AIM: Copy out every line of the data exactly.

Entries taken from a collection:
-------------------------
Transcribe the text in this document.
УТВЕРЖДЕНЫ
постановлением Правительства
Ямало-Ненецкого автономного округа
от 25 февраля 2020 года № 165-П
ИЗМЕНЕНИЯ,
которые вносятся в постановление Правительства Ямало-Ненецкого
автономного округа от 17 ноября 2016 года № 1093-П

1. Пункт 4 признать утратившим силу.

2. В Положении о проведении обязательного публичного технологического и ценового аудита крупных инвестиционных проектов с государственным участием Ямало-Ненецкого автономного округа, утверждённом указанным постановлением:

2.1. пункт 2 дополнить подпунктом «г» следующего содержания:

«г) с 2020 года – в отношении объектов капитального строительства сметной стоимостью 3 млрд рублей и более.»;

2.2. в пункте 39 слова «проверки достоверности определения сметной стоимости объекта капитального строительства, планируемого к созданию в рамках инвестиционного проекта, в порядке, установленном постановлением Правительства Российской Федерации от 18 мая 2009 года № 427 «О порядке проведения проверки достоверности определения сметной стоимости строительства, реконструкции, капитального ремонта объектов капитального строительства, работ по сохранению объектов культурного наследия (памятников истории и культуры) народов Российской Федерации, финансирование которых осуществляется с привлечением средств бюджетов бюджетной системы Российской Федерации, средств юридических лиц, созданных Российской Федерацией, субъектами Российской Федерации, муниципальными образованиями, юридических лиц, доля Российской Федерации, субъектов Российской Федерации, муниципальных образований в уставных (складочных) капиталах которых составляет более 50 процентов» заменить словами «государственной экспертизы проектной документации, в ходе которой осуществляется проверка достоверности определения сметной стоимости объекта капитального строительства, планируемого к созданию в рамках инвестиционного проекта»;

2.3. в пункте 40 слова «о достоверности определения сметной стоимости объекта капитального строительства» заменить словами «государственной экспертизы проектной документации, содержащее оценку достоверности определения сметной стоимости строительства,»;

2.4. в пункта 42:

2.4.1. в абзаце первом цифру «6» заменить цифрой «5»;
-------------------------
THE REPLY:
Transcribe the text in this document.
УТВЕРЖДЕНЫ
постановлением Правительства
Ямало-Ненецкого автономного округа
от 25 февраля 2020 года № 165-П
ИЗМЕНЕНИЯ,
которые вносятся в постановление Правительства Ямало-Ненецкого
автономного округа от 17 ноября 2016 года № 1093-П

1. Пункт 4 признать утратившим силу.

2. В Положении о проведении обязательного публичного технологического и ценового аудита крупных инвестиционных проектов с государственным участием Ямало-Ненецкого автономного округа, утверждённом указанным постановлением:

2.1. пункт 2 дополнить подпунктом «г» следующего содержания:

«г) с 2020 года – в отношении объектов капитального строительства сметной стоимостью 3 млрд рублей и более.»;

2.2. в пункте 39 слова «проверки достоверности определения сметной стоимости объекта капитального строительства, планируемого к созданию в рамках инвестиционного проекта, в порядке, установленном постановлением Правительства Российской Федерации от 18 мая 2009 года № 427 «О порядке проведения проверки достоверности определения сметной стоимости строительства, реконструкции, капитального ремонта объектов капитального строительства, работ по сохранению объектов культурного наследия (памятников истории и культуры) народов Российской Федерации, финансирование которых осуществляется с привлечением средств бюджетов бюджетной системы Российской Федерации, средств юридических лиц, созданных Российской Федерацией, субъектами Российской Федерации, муниципальными образованиями, юридических лиц, доля Российской Федерации, субъектов Российской Федерации, муниципальных образований в уставных (складочных) капиталах которых составляет более 50 процентов» заменить словами «государственной экспертизы проектной документации, в ходе которой осуществляется проверка достоверности определения сметной стоимости объекта капитального строительства, планируемого к созданию в рамках инвестиционного проекта»;

2.3. в пункте 40 слова «о достоверности определения сметной стоимости объекта капитального строительства» заменить словами «государственной экспертизы проектной документации, содержащее оценку достоверности определения сметной стоимости строительства,»;

2.4. в пункта 42:

2.4.1. в абзаце первом цифру «6» заменить цифрой «5»;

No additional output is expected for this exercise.